Requirement
Set down the whole listing verbatim.

Material for this exercise
============

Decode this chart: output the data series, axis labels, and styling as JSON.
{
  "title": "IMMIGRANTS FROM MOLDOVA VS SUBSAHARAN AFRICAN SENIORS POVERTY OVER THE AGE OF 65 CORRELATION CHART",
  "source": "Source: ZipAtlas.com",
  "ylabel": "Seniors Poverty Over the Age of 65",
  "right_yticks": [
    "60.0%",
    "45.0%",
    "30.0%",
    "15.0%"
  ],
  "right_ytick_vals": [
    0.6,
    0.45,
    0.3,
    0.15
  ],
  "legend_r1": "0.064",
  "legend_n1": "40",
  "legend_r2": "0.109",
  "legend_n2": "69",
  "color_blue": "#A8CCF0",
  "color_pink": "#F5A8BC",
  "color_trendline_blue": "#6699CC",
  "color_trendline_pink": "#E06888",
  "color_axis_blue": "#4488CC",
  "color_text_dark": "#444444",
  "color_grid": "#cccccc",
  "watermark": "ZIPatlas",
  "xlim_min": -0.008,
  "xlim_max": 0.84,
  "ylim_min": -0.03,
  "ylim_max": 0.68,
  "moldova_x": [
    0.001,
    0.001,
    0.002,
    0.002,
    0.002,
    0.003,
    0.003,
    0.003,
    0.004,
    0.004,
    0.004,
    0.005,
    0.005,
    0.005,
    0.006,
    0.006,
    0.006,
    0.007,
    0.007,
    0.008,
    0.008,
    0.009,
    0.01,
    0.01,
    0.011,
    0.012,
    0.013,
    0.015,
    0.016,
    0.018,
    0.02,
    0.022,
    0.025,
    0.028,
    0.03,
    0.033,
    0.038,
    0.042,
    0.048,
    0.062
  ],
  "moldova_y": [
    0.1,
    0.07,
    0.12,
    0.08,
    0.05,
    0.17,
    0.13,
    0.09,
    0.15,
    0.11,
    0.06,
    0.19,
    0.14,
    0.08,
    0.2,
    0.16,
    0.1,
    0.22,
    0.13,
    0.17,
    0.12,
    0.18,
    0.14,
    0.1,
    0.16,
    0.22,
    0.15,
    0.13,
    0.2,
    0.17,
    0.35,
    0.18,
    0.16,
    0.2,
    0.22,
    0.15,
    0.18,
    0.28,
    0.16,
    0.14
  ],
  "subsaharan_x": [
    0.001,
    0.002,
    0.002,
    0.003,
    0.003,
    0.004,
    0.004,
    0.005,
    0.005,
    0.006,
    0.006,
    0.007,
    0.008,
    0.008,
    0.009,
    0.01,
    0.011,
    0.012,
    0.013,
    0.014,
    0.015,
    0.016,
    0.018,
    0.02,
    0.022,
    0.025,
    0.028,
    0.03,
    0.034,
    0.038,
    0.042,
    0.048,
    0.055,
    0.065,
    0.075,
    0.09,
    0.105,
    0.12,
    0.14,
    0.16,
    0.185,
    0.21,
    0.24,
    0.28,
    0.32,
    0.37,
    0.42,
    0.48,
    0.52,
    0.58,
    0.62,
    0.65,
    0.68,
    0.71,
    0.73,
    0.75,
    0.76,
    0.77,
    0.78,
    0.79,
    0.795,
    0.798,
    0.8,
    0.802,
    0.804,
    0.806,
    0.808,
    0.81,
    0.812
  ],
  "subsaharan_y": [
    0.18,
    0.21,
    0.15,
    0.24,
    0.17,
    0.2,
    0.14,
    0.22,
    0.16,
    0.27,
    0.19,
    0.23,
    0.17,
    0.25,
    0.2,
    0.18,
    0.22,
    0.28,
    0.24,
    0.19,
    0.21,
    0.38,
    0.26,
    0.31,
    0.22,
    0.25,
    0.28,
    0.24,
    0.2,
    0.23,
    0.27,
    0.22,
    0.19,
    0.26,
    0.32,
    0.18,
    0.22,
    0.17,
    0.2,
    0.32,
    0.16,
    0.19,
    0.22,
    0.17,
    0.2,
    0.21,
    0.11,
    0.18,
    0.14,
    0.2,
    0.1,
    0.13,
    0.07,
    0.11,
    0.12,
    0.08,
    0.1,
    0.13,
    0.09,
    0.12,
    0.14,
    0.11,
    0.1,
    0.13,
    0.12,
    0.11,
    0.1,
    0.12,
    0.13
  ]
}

============

Task answer
Decode this chart: output the data series, axis labels, and styling as JSON.
{
  "title": "IMMIGRANTS FROM MOLDOVA VS SUBSAHARAN AFRICAN SENIORS POVERTY OVER THE AGE OF 65 CORRELATION CHART",
  "source": "Source: ZipAtlas.com",
  "ylabel": "Seniors Poverty Over the Age of 65",
  "right_yticks": [
    "60.0%",
    "45.0%",
    "30.0%",
    "15.0%"
  ],
  "right_ytick_vals": [
    0.6,
    0.45,
    0.3,
    0.15
  ],
  "legend_r1": "0.064",
  "legend_n1": "40",
  "legend_r2": "0.109",
  "legend_n2": "69",
  "color_blue": "#A8CCF0",
  "color_pink": "#F5A8BC",
  "color_trendline_blue": "#6699CC",
  "color_trendline_pink": "#E06888",
  "color_axis_blue": "#4488CC",
  "color_text_dark": "#444444",
  "color_grid": "#cccccc",
  "watermark": "ZIPatlas",
  "xlim_min": -0.008,
  "xlim_max": 0.84,
  "ylim_min": -0.03,
  "ylim_max": 0.68,
  "moldova_x": [
    0.001,
    0.001,
    0.002,
    0.002,
    0.002,
    0.003,
    0.003,
    0.003,
    0.004,
    0.004,
    0.004,
    0.005,
    0.005,
    0.005,
    0.006,
    0.006,
    0.006,
    0.007,
    0.007,
    0.008,
    0.008,
    0.009,
    0.01,
    0.01,
    0.011,
    0.012,
    0.013,
    0.015,
    0.016,
    0.018,
    0.02,
    0.022,
    0.025,
    0.028,
    0.03,
    0.033,
    0.038,
    0.042,
    0.048,
    0.062
  ],
  "moldova_y": [
    0.1,
    0.07,
    0.12,
    0.08,
    0.05,
    0.17,
    0.13,
    0.09,
    0.15,
    0.11,
    0.06,
    0.19,
    0.14,
    0.08,
    0.2,
    0.16,
    0.1,
    0.22,
    0.13,
    0.17,
    0.12,
    0.18,
    0.14,
    0.1,
    0.16,
    0.22,
    0.15,
    0.13,
    0.2,
    0.17,
    0.35,
    0.18,
    0.16,
    0.2,
    0.22,
    0.15,
    0.18,
    0.28,
    0.16,
    0.14
  ],
  "subsaharan_x": [
    0.001,
    0.002,
    0.002,
    0.003,
    0.003,
    0.004,
    0.004,
    0.005,
    0.005,
    0.006,
    0.006,
    0.007,
    0.008,
    0.008,
    0.009,
    0.01,
    0.011,
    0.012,
    0.013,
    0.014,
    0.015,
    0.016,
    0.018,
    0.02,
    0.022,
    0.025,
    0.028,
    0.03,
    0.034,
    0.038,
    0.042,
    0.048,
    0.055,
    0.065,
    0.075,
    0.09,
    0.105,
    0.12,
    0.14,
    0.16,
    0.185,
    0.21,
    0.24,
    0.28,
    0.32,
    0.37,
    0.42,
    0.48,
    0.52,
    0.58,
    0.62,
    0.65,
    0.68,
    0.71,
    0.73,
    0.75,
    0.76,
    0.77,
    0.78,
    0.79,
    0.795,
    0.798,
    0.8,
    0.802,
    0.804,
    0.806,
    0.808,
    0.81,
    0.812
  ],
  "subsaharan_y": [
    0.18,
    0.21,
    0.15,
    0.24,
    0.17,
    0.2,
    0.14,
    0.22,
    0.16,
    0.27,
    0.19,
    0.23,
    0.17,
    0.25,
    0.2,
    0.18,
    0.22,
    0.28,
    0.24,
    0.19,
    0.21,
    0.38,
    0.26,
    0.31,
    0.22,
    0.25,
    0.28,
    0.24,
    0.2,
    0.23,
    0.27,
    0.22,
    0.19,
    0.26,
    0.32,
    0.18,
    0.22,
    0.17,
    0.2,
    0.32,
    0.16,
    0.19,
    0.22,
    0.17,
    0.2,
    0.21,
    0.11,
    0.18,
    0.14,
    0.2,
    0.1,
    0.13,
    0.07,
    0.11,
    0.12,
    0.08,
    0.1,
    0.13,
    0.09,
    0.12,
    0.14,
    0.11,
    0.1,
    0.13,
    0.12,
    0.11,
    0.1,
    0.12,
    0.13
  ]
}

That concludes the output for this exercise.